Aim of the exercise: Where a line holds the word "data", copy that line.

Information given:
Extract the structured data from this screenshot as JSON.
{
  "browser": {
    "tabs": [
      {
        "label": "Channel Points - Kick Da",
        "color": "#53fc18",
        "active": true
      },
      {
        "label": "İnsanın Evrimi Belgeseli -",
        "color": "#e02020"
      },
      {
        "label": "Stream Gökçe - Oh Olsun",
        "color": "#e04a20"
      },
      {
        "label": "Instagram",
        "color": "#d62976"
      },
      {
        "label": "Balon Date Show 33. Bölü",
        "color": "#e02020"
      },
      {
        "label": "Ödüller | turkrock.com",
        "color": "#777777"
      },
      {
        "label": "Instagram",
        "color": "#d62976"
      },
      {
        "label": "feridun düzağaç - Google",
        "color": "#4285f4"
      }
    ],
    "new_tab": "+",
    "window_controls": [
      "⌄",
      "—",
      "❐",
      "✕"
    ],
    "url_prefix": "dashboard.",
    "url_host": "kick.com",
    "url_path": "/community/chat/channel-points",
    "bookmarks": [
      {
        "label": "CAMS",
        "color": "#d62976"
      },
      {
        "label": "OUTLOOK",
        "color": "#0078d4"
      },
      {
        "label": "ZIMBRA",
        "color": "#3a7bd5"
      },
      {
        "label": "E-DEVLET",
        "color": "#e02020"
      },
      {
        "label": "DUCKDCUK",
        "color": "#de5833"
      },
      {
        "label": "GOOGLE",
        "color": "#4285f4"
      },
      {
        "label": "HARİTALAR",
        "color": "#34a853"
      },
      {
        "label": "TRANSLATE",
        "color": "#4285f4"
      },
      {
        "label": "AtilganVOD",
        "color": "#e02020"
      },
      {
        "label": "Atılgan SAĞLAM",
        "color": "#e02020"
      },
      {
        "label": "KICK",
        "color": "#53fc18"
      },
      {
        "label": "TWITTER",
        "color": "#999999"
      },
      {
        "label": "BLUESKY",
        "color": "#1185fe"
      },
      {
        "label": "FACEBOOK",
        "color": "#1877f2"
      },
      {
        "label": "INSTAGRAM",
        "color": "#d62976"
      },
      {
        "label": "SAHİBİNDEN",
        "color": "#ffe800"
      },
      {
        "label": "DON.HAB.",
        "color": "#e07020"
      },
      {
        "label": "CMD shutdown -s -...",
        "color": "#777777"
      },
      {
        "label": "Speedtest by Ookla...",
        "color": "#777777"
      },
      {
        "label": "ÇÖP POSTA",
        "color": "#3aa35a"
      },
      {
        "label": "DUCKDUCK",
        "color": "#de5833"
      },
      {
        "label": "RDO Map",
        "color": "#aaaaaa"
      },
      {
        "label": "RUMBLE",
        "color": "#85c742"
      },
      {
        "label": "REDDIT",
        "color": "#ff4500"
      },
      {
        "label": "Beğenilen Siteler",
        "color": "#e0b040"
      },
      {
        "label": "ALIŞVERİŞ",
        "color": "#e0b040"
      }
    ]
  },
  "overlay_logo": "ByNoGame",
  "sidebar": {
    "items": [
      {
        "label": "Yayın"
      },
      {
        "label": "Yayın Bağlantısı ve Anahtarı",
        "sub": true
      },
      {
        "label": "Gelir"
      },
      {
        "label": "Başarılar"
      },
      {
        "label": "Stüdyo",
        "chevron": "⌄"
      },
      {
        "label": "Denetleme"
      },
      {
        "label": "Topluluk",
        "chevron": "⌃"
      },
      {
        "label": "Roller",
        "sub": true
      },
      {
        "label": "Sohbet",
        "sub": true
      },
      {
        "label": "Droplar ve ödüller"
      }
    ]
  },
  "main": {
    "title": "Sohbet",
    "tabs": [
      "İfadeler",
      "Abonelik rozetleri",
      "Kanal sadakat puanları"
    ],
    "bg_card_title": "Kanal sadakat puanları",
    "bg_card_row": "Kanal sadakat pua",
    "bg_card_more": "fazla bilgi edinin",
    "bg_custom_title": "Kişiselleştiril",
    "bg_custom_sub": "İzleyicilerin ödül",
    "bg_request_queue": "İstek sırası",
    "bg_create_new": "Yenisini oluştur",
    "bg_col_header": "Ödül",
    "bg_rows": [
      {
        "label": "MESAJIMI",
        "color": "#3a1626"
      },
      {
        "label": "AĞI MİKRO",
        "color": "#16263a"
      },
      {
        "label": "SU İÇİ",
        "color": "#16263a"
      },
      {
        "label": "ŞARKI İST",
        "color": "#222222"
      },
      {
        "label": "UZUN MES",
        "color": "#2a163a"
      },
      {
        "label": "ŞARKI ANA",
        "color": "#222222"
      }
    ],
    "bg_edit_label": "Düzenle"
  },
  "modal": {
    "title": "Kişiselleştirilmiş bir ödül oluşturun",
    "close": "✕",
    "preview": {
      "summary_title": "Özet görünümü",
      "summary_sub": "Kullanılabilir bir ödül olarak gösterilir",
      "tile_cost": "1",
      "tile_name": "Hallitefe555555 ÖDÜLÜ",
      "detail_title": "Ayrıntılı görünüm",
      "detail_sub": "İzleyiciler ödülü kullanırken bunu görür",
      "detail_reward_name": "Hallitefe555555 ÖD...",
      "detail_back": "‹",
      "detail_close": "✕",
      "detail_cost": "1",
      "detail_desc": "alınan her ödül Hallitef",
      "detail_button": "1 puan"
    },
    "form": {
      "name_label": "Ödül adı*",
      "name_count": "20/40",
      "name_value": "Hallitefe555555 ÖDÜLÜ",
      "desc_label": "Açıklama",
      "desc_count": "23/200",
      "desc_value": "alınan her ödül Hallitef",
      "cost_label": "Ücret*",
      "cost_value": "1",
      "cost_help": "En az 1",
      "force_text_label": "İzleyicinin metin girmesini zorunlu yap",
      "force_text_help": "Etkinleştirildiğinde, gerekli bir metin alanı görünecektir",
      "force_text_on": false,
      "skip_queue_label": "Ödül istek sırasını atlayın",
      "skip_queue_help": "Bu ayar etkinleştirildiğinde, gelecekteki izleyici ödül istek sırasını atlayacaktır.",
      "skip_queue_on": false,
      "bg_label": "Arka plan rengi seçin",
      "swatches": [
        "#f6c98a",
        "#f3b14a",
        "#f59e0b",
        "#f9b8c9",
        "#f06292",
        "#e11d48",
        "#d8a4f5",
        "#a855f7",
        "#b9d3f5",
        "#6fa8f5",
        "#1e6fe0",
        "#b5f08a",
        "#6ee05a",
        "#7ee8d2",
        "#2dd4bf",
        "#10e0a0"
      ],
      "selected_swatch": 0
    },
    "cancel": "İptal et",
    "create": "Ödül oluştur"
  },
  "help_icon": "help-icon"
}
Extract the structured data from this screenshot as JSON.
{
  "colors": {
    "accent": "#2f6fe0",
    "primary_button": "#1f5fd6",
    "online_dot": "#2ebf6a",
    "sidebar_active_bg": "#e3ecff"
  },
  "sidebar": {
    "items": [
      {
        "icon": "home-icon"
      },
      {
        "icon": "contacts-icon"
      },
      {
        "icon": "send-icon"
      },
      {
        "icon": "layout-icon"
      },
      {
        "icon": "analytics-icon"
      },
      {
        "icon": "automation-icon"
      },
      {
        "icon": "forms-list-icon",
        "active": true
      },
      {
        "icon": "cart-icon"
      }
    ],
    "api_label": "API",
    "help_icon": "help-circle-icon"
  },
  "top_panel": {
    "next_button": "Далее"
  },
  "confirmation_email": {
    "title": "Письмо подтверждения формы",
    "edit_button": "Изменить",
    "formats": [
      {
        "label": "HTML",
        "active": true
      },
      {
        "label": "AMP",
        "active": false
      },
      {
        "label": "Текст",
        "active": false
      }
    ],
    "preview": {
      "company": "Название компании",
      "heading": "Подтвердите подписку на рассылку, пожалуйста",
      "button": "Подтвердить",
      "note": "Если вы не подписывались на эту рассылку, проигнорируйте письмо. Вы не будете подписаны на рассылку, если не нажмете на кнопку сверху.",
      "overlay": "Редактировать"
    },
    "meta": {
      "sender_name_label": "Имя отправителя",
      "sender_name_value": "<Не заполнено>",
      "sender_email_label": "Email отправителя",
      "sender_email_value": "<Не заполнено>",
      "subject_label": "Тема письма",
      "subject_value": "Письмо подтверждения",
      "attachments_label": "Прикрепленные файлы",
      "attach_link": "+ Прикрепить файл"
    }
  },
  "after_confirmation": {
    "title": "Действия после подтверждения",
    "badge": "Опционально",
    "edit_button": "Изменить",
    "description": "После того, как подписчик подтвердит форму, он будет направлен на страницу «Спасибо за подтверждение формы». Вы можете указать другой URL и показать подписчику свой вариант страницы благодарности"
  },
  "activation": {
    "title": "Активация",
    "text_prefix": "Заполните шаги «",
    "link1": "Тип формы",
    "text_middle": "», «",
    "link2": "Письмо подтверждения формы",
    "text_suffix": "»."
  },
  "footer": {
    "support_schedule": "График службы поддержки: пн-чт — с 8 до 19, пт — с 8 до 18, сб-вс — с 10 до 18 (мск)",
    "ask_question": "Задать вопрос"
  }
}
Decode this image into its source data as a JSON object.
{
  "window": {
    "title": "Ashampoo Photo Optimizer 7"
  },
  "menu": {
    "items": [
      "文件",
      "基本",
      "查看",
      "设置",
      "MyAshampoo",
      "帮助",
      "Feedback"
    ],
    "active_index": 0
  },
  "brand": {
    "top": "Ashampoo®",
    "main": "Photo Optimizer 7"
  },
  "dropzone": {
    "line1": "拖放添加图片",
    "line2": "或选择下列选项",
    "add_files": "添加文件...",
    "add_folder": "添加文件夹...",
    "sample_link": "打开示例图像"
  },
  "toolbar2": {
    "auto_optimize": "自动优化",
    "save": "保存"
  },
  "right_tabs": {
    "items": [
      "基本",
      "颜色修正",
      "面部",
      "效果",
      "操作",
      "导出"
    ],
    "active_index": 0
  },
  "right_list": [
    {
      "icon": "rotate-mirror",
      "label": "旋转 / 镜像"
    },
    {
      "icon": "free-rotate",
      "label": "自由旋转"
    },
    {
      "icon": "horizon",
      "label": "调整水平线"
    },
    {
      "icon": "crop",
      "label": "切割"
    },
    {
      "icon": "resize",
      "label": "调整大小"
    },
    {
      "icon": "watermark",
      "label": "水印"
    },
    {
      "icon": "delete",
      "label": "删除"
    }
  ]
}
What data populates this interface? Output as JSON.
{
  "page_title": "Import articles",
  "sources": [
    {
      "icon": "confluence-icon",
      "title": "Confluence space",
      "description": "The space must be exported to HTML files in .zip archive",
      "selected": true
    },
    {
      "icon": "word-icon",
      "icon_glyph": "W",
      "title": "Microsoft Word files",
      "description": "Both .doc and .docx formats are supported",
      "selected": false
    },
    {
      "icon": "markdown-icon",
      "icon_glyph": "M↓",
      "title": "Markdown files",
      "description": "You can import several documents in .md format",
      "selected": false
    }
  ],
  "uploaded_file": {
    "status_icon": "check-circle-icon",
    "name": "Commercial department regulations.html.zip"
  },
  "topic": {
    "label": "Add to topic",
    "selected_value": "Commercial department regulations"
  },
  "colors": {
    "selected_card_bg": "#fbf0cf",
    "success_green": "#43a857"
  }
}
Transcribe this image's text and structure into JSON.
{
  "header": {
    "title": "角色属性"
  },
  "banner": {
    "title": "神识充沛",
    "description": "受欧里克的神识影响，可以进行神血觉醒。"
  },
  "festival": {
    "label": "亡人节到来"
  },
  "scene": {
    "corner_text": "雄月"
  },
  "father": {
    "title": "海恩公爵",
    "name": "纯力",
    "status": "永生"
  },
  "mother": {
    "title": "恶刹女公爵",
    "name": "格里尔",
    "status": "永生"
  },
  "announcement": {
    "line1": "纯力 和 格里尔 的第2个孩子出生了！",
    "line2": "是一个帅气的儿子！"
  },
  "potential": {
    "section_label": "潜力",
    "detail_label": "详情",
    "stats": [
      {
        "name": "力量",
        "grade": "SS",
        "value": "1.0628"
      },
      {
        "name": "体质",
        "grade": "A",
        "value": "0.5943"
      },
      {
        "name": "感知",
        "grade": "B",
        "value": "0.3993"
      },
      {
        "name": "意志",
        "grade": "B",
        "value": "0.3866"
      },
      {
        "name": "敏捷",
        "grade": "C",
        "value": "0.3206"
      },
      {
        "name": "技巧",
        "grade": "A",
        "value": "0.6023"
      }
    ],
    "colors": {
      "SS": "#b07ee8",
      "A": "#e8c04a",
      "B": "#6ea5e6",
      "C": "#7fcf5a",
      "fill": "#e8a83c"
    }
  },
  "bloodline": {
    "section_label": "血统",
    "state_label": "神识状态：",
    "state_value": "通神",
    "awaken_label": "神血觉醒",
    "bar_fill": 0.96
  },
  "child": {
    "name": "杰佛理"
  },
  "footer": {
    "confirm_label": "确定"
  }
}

Result below:
Extract the structured data from this screenshot as JSON.
Extract the structured data from this screenshot as JSON.
Decode this image into its source data as a JSON object.
What data populates this interface? Output as JSON.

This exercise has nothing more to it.